Stated problem: Your task is to transcribe all of the records exactly and leave out the pictures.

Supplied records:

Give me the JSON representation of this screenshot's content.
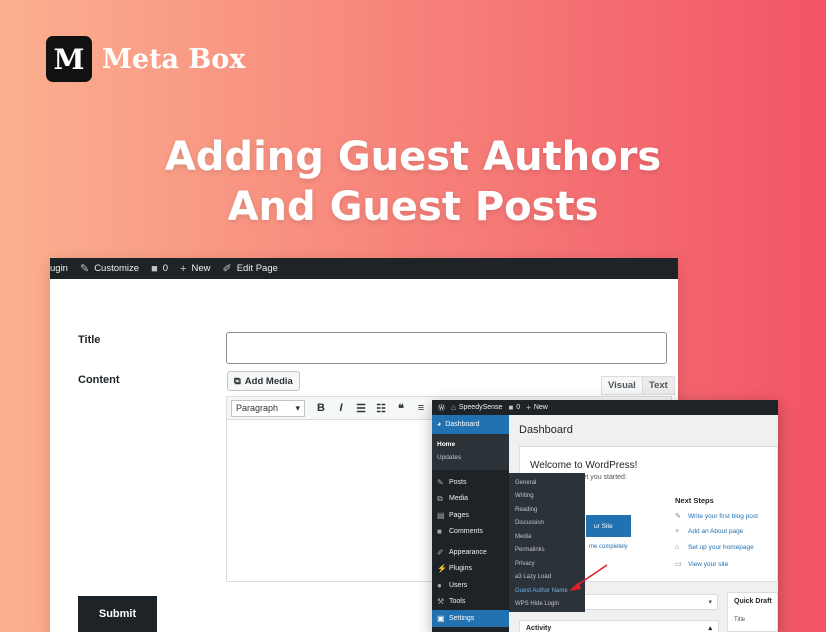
{
  "brand": {
    "logo_letter": "M",
    "name": "Meta Box"
  },
  "headline": {
    "line1": "Adding Guest Authors",
    "line2": "And Guest Posts"
  },
  "editor": {
    "adminbar": [
      {
        "label": "ugin",
        "icon": ""
      },
      {
        "label": "Customize",
        "icon": "brush-icon"
      },
      {
        "label": "0",
        "icon": "comment-icon"
      },
      {
        "label": "New",
        "icon": "plus-icon"
      },
      {
        "label": "Edit Page",
        "icon": "pencil-icon"
      }
    ],
    "title_label": "Title",
    "content_label": "Content",
    "add_media": "Add Media",
    "tab_visual": "Visual",
    "tab_text": "Text",
    "format_select": "Paragraph",
    "submit": "Submit"
  },
  "dashboard": {
    "adminbar": {
      "site": "SpeedySense",
      "comments": "0",
      "new": "New"
    },
    "menu": {
      "dashboard": "Dashboard",
      "home": "Home",
      "updates": "Updates",
      "items": [
        "Posts",
        "Media",
        "Pages",
        "Comments",
        "Appearance",
        "Plugins",
        "Users",
        "Tools",
        "Settings"
      ]
    },
    "settings_flyout": [
      "General",
      "Writing",
      "Reading",
      "Discussion",
      "Media",
      "Permalinks",
      "Privacy",
      "a3 Lazy Load",
      "Guest Author Name",
      "WPS Hide Login"
    ],
    "title": "Dashboard",
    "welcome_title": "Welcome to WordPress!",
    "welcome_sub": "d some links to get you started:",
    "customize_btn": "ur Site",
    "complete_link": "me completely",
    "next_steps_title": "Next Steps",
    "next_steps": [
      "Write your first blog post",
      "Add an About page",
      "Set up your homepage",
      "View your site"
    ],
    "quick_draft": "Quick Draft",
    "quick_draft_title": "Title",
    "activity": "Activity",
    "accent": "#2271b1"
  }
}
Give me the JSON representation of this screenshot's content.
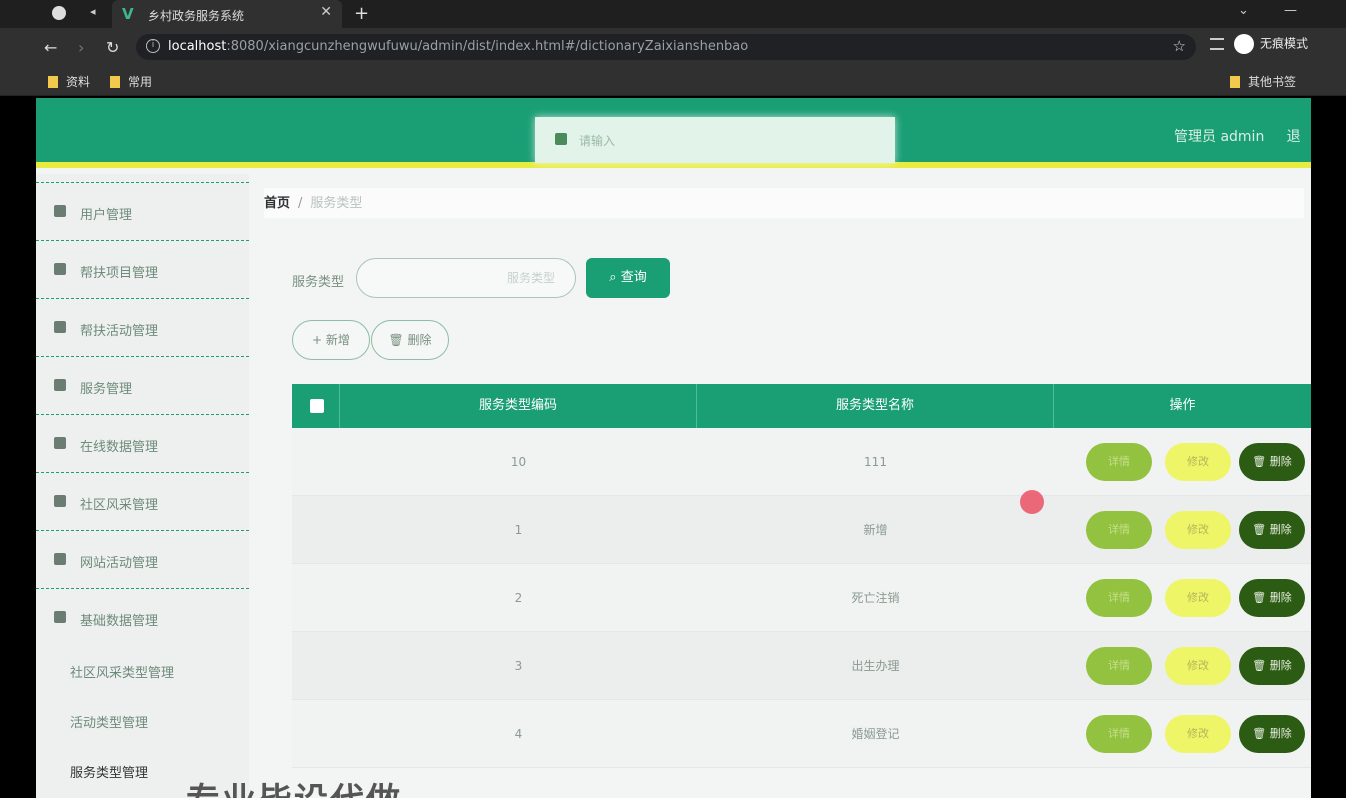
{
  "browser": {
    "tab_title": "乡村政务服务系统",
    "tab_favicon": "V",
    "url_host": "localhost",
    "url_rest": ":8080/xiangcunzhengwufuwu/admin/dist/index.html#/dictionaryZaixianshenbao",
    "profile_label": "无痕模式",
    "bookmarks": [
      "资料",
      "常用"
    ],
    "other_bookmarks": "其他书签"
  },
  "header": {
    "search_placeholder": "请输入",
    "admin_label": "管理员 admin",
    "logout_partial": "退"
  },
  "sidebar": {
    "items": [
      {
        "label": "用户管理",
        "icon": "user-icon"
      },
      {
        "label": "帮扶项目管理",
        "icon": "grid-icon"
      },
      {
        "label": "帮扶活动管理",
        "icon": "flag-icon"
      },
      {
        "label": "服务管理",
        "icon": "service-icon"
      },
      {
        "label": "在线数据管理",
        "icon": "data-icon"
      },
      {
        "label": "社区风采管理",
        "icon": "people-icon"
      },
      {
        "label": "网站活动管理",
        "icon": "activity-icon"
      },
      {
        "label": "基础数据管理",
        "icon": "database-icon"
      }
    ],
    "sub_items": [
      {
        "label": "社区风采类型管理"
      },
      {
        "label": "活动类型管理"
      },
      {
        "label": "服务类型管理"
      }
    ]
  },
  "breadcrumb": {
    "home": "首页",
    "separator": "/",
    "current": "服务类型"
  },
  "filter": {
    "label": "服务类型",
    "placeholder": "服务类型",
    "query_button": "查询"
  },
  "toolbar": {
    "add_button": "新增",
    "delete_button": "删除"
  },
  "table": {
    "headers": [
      "服务类型编码",
      "服务类型名称",
      "操作"
    ],
    "rows": [
      {
        "code": "10",
        "name": "111"
      },
      {
        "code": "1",
        "name": "新增"
      },
      {
        "code": "2",
        "name": "死亡注销"
      },
      {
        "code": "3",
        "name": "出生办理"
      },
      {
        "code": "4",
        "name": "婚姻登记"
      }
    ],
    "actions": {
      "view": "详情",
      "edit": "修改",
      "delete": "删除"
    }
  },
  "watermark": "专业毕设代做"
}
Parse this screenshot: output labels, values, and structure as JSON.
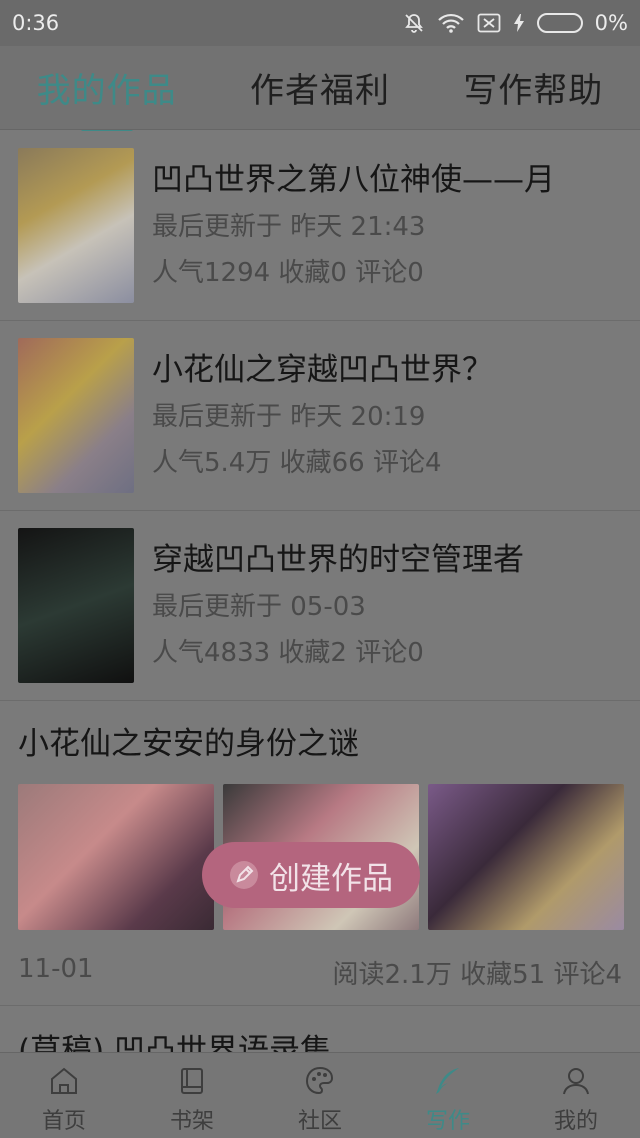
{
  "status_bar": {
    "time": "0:36",
    "battery_percent": "0%",
    "icons": [
      "mute-bell-icon",
      "wifi-icon",
      "sim-off-icon",
      "charging-icon",
      "battery-icon"
    ]
  },
  "tabs": [
    {
      "label": "我的作品",
      "active": true
    },
    {
      "label": "作者福利",
      "active": false
    },
    {
      "label": "写作帮助",
      "active": false
    }
  ],
  "works": [
    {
      "title": "凹凸世界之第八位神使——月",
      "updated": "最后更新于 昨天 21:43",
      "stats": "人气1294 收藏0 评论0"
    },
    {
      "title": "小花仙之穿越凹凸世界？",
      "updated": "最后更新于 昨天 20:19",
      "stats": "人气5.4万 收藏66 评论4"
    },
    {
      "title": "穿越凹凸世界的时空管理者",
      "updated": "最后更新于 05-03",
      "stats": "人气4833 收藏2 评论0"
    }
  ],
  "series": {
    "title": "小花仙之安安的身份之谜",
    "date": "11-01",
    "stats": "阅读2.1万 收藏51 评论4"
  },
  "partial_title": "(草稿) 凹凸世界语录集",
  "fab": {
    "label": "创建作品",
    "icon": "pencil-icon",
    "color": "#b4657e"
  },
  "bottom_nav": [
    {
      "label": "首页",
      "icon": "home-icon",
      "active": false
    },
    {
      "label": "书架",
      "icon": "book-icon",
      "active": false
    },
    {
      "label": "社区",
      "icon": "palette-icon",
      "active": false
    },
    {
      "label": "写作",
      "icon": "quill-icon",
      "active": true
    },
    {
      "label": "我的",
      "icon": "user-icon",
      "active": false
    }
  ],
  "colors": {
    "accent": "#3e8a88",
    "fab": "#b4657e"
  }
}
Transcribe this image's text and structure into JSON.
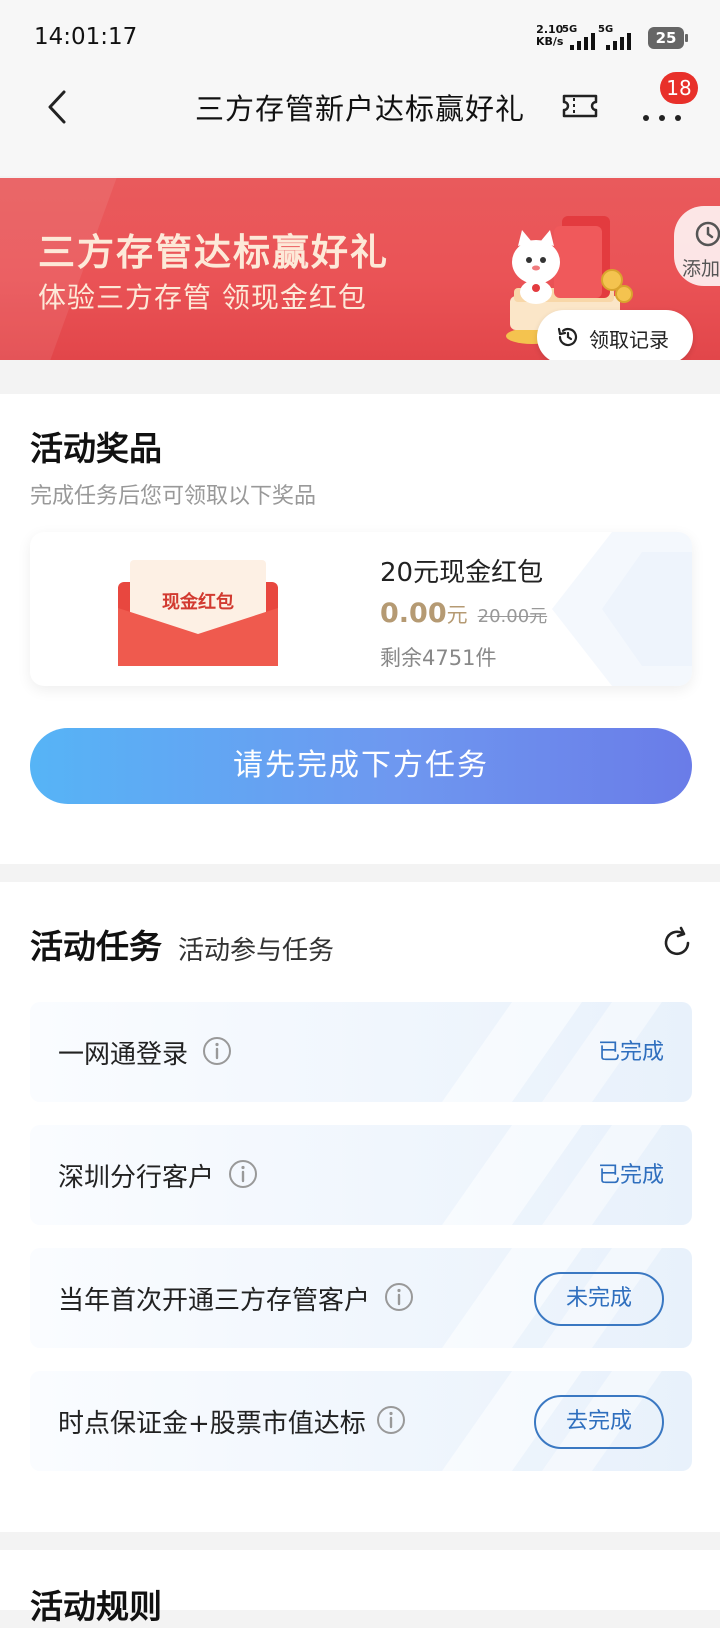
{
  "status_bar": {
    "time": "14:01:17",
    "net_speed_value": "2.10",
    "net_speed_unit": "KB/s",
    "sim1_tag": "5G",
    "sim2_tag": "5G",
    "battery": "25"
  },
  "header": {
    "title": "三方存管新户达标赢好礼",
    "badge_count": "18"
  },
  "banner": {
    "title": "三方存管达标赢好礼",
    "subtitle": "体验三方存管 领现金红包",
    "add_tab_label": "添加",
    "records_label": "领取记录"
  },
  "prize_section": {
    "title": "活动奖品",
    "description": "完成任务后您可领取以下奖品",
    "envelope_text": "现金红包",
    "prize_name": "20元现金红包",
    "price_now": "0.00",
    "price_unit": "元",
    "price_old": "20.00元",
    "stock": "剩余4751件",
    "cta_label": "请先完成下方任务"
  },
  "task_section": {
    "title": "活动任务",
    "subtitle": "活动参与任务",
    "tasks": [
      {
        "label": "一网通登录",
        "status": "已完成"
      },
      {
        "label": "深圳分行客户",
        "status": "已完成"
      },
      {
        "label": "当年首次开通三方存管客户",
        "status": "未完成"
      },
      {
        "label": "时点保证金+股票市值达标",
        "status": "去完成"
      }
    ]
  },
  "rules_section": {
    "title": "活动规则"
  },
  "colors": {
    "banner_red": "#ea5356",
    "link_blue": "#2f6fbe",
    "price_gold": "#b59a73",
    "cta_gradient_start": "#56b4f6",
    "cta_gradient_end": "#6a7ce8",
    "badge_red": "#e8302a"
  }
}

Exercise response:
Give me the JSON representation of this screenshot's content.
{
  "brand": {
    "logo_letter": "M",
    "name": "Meta Box"
  },
  "headline": {
    "line1": "Adding Guest Authors",
    "line2": "And Guest Posts"
  },
  "editor": {
    "adminbar": [
      {
        "label": "ugin",
        "icon": ""
      },
      {
        "label": "Customize",
        "icon": "brush-icon"
      },
      {
        "label": "0",
        "icon": "comment-icon"
      },
      {
        "label": "New",
        "icon": "plus-icon"
      },
      {
        "label": "Edit Page",
        "icon": "pencil-icon"
      }
    ],
    "title_label": "Title",
    "content_label": "Content",
    "add_media": "Add Media",
    "tab_visual": "Visual",
    "tab_text": "Text",
    "format_select": "Paragraph",
    "submit": "Submit"
  },
  "dashboard": {
    "adminbar": {
      "site": "SpeedySense",
      "comments": "0",
      "new": "New"
    },
    "menu": {
      "dashboard": "Dashboard",
      "home": "Home",
      "updates": "Updates",
      "items": [
        "Posts",
        "Media",
        "Pages",
        "Comments",
        "Appearance",
        "Plugins",
        "Users",
        "Tools",
        "Settings"
      ]
    },
    "settings_flyout": [
      "General",
      "Writing",
      "Reading",
      "Discussion",
      "Media",
      "Permalinks",
      "Privacy",
      "a3 Lazy Load",
      "Guest Author Name",
      "WPS Hide Login"
    ],
    "title": "Dashboard",
    "welcome_title": "Welcome to WordPress!",
    "welcome_sub": "d some links to get you started:",
    "customize_btn": "ur Site",
    "complete_link": "me completely",
    "next_steps_title": "Next Steps",
    "next_steps": [
      "Write your first blog post",
      "Add an About page",
      "Set up your homepage",
      "View your site"
    ],
    "quick_draft": "Quick Draft",
    "quick_draft_title": "Title",
    "activity": "Activity",
    "accent": "#2271b1"
  }
}
Give me the JSON representation of this screenshot's content.
{
  "browser": {
    "tab_title": "乡村政务服务系统",
    "tab_favicon": "V",
    "url_host": "localhost",
    "url_rest": ":8080/xiangcunzhengwufuwu/admin/dist/index.html#/dictionaryZaixianshenbao",
    "profile_label": "无痕模式",
    "bookmarks": [
      "资料",
      "常用"
    ],
    "other_bookmarks": "其他书签"
  },
  "header": {
    "search_placeholder": "请输入",
    "admin_label": "管理员 admin",
    "logout_partial": "退"
  },
  "sidebar": {
    "items": [
      {
        "label": "用户管理",
        "icon": "user-icon"
      },
      {
        "label": "帮扶项目管理",
        "icon": "grid-icon"
      },
      {
        "label": "帮扶活动管理",
        "icon": "flag-icon"
      },
      {
        "label": "服务管理",
        "icon": "service-icon"
      },
      {
        "label": "在线数据管理",
        "icon": "data-icon"
      },
      {
        "label": "社区风采管理",
        "icon": "people-icon"
      },
      {
        "label": "网站活动管理",
        "icon": "activity-icon"
      },
      {
        "label": "基础数据管理",
        "icon": "database-icon"
      }
    ],
    "sub_items": [
      {
        "label": "社区风采类型管理"
      },
      {
        "label": "活动类型管理"
      },
      {
        "label": "服务类型管理"
      }
    ]
  },
  "breadcrumb": {
    "home": "首页",
    "separator": "/",
    "current": "服务类型"
  },
  "filter": {
    "label": "服务类型",
    "placeholder": "服务类型",
    "query_button": "查询"
  },
  "toolbar": {
    "add_button": "新增",
    "delete_button": "删除"
  },
  "table": {
    "headers": [
      "服务类型编码",
      "服务类型名称",
      "操作"
    ],
    "rows": [
      {
        "code": "10",
        "name": "111"
      },
      {
        "code": "1",
        "name": "新增"
      },
      {
        "code": "2",
        "name": "死亡注销"
      },
      {
        "code": "3",
        "name": "出生办理"
      },
      {
        "code": "4",
        "name": "婚姻登记"
      }
    ],
    "actions": {
      "view": "详情",
      "edit": "修改",
      "delete": "删除"
    }
  },
  "watermark": "专业毕设代做"
}
Parse this screenshot: output labels, values, and structure as JSON.
{
  "status_bar": {
    "time": "0:36",
    "battery_percent": "0%",
    "icons": [
      "mute-bell-icon",
      "wifi-icon",
      "sim-off-icon",
      "charging-icon",
      "battery-icon"
    ]
  },
  "tabs": [
    {
      "label": "我的作品",
      "active": true
    },
    {
      "label": "作者福利",
      "active": false
    },
    {
      "label": "写作帮助",
      "active": false
    }
  ],
  "works": [
    {
      "title": "凹凸世界之第八位神使——月",
      "updated": "最后更新于 昨天 21:43",
      "stats": "人气1294 收藏0 评论0"
    },
    {
      "title": "小花仙之穿越凹凸世界？",
      "updated": "最后更新于 昨天 20:19",
      "stats": "人气5.4万 收藏66 评论4"
    },
    {
      "title": "穿越凹凸世界的时空管理者",
      "updated": "最后更新于 05-03",
      "stats": "人气4833 收藏2 评论0"
    }
  ],
  "series": {
    "title": "小花仙之安安的身份之谜",
    "date": "11-01",
    "stats": "阅读2.1万 收藏51 评论4"
  },
  "partial_title": "(草稿) 凹凸世界语录集",
  "fab": {
    "label": "创建作品",
    "icon": "pencil-icon",
    "color": "#b4657e"
  },
  "bottom_nav": [
    {
      "label": "首页",
      "icon": "home-icon",
      "active": false
    },
    {
      "label": "书架",
      "icon": "book-icon",
      "active": false
    },
    {
      "label": "社区",
      "icon": "palette-icon",
      "active": false
    },
    {
      "label": "写作",
      "icon": "quill-icon",
      "active": true
    },
    {
      "label": "我的",
      "icon": "user-icon",
      "active": false
    }
  ],
  "colors": {
    "accent": "#3e8a88",
    "fab": "#b4657e"
  }
}
Transcribe this image's text and structure into JSON.
{
  "status_bar": {
    "time": "14:01:17",
    "net_speed_value": "2.10",
    "net_speed_unit": "KB/s",
    "sim1_tag": "5G",
    "sim2_tag": "5G",
    "battery": "25"
  },
  "header": {
    "title": "三方存管新户达标赢好礼",
    "badge_count": "18"
  },
  "banner": {
    "title": "三方存管达标赢好礼",
    "subtitle": "体验三方存管 领现金红包",
    "add_tab_label": "添加",
    "records_label": "领取记录"
  },
  "prize_section": {
    "title": "活动奖品",
    "description": "完成任务后您可领取以下奖品",
    "envelope_text": "现金红包",
    "prize_name": "20元现金红包",
    "price_now": "0.00",
    "price_unit": "元",
    "price_old": "20.00元",
    "stock": "剩余4751件",
    "cta_label": "请先完成下方任务"
  },
  "task_section": {
    "title": "活动任务",
    "subtitle": "活动参与任务",
    "tasks": [
      {
        "label": "一网通登录",
        "status": "已完成"
      },
      {
        "label": "深圳分行客户",
        "status": "已完成"
      },
      {
        "label": "当年首次开通三方存管客户",
        "status": "未完成"
      },
      {
        "label": "时点保证金+股票市值达标",
        "status": "去完成"
      }
    ]
  },
  "rules_section": {
    "title": "活动规则"
  },
  "colors": {
    "banner_red": "#ea5356",
    "link_blue": "#2f6fbe",
    "price_gold": "#b59a73",
    "cta_gradient_start": "#56b4f6",
    "cta_gradient_end": "#6a7ce8",
    "badge_red": "#e8302a"
  }
}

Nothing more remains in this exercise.